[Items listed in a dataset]
________

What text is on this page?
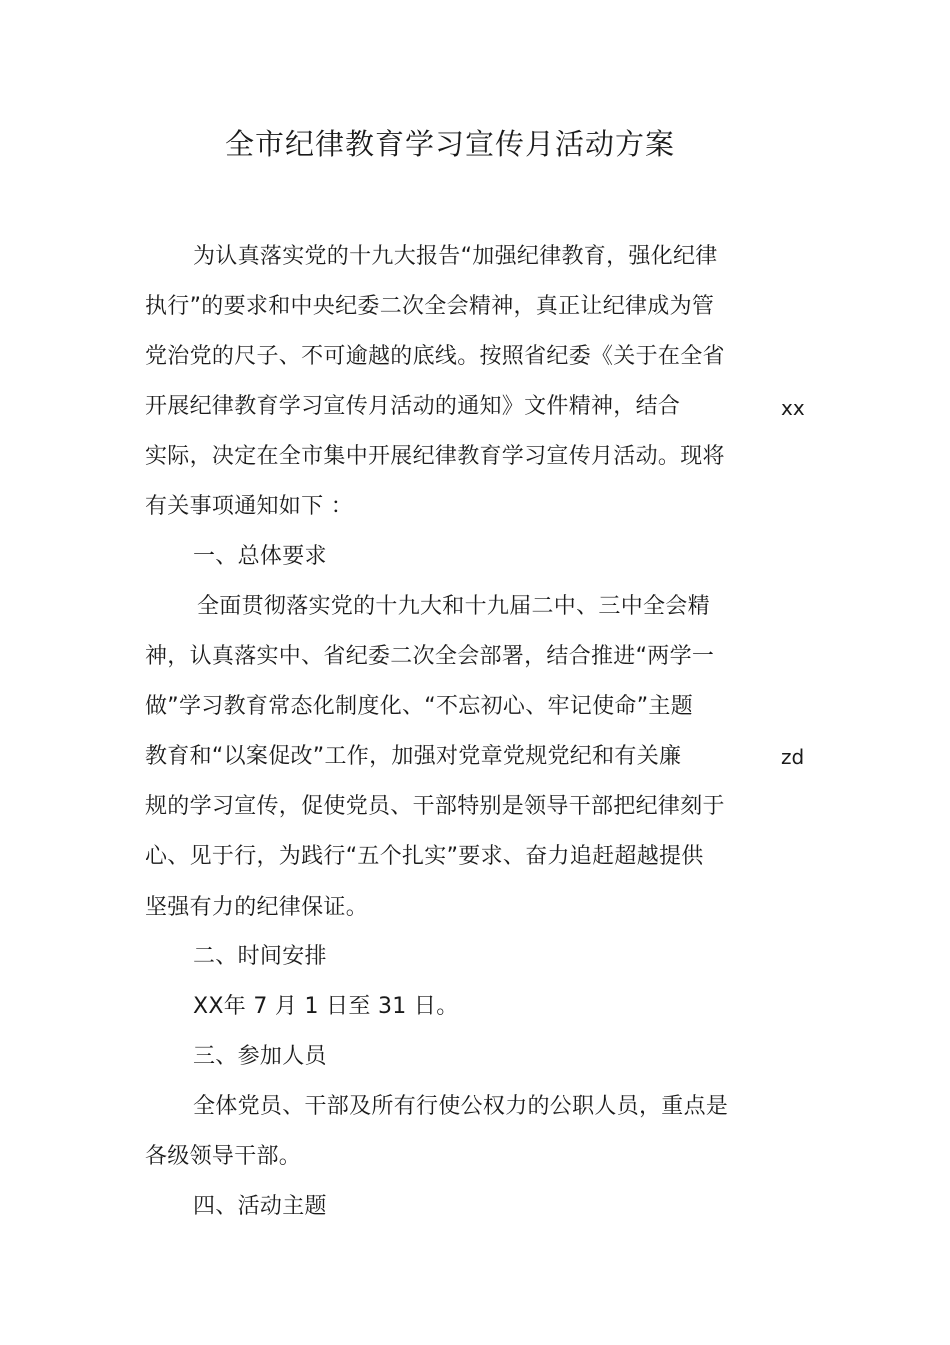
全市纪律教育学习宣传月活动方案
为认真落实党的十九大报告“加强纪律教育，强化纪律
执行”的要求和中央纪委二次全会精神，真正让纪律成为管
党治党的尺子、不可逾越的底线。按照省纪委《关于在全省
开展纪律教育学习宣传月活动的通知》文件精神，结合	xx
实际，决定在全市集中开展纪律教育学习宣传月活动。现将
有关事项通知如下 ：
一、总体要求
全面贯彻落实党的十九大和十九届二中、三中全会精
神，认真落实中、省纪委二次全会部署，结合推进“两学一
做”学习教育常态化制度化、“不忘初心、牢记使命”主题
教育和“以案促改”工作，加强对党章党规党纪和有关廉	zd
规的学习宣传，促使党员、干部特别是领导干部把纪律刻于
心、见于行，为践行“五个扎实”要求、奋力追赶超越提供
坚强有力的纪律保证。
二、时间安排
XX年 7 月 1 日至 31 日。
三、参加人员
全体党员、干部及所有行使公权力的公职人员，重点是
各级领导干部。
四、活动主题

________

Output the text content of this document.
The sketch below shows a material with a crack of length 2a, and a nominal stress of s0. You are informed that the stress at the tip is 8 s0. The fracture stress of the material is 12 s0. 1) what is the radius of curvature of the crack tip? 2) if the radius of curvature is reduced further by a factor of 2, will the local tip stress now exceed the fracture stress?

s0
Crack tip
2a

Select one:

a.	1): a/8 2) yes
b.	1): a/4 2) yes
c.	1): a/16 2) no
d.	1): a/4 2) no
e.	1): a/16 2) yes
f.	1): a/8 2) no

________

> **Your objective**
Please list every line of the records that contains "text".

> **Exercise answer**
What text is on this page?
Output the text content of this document.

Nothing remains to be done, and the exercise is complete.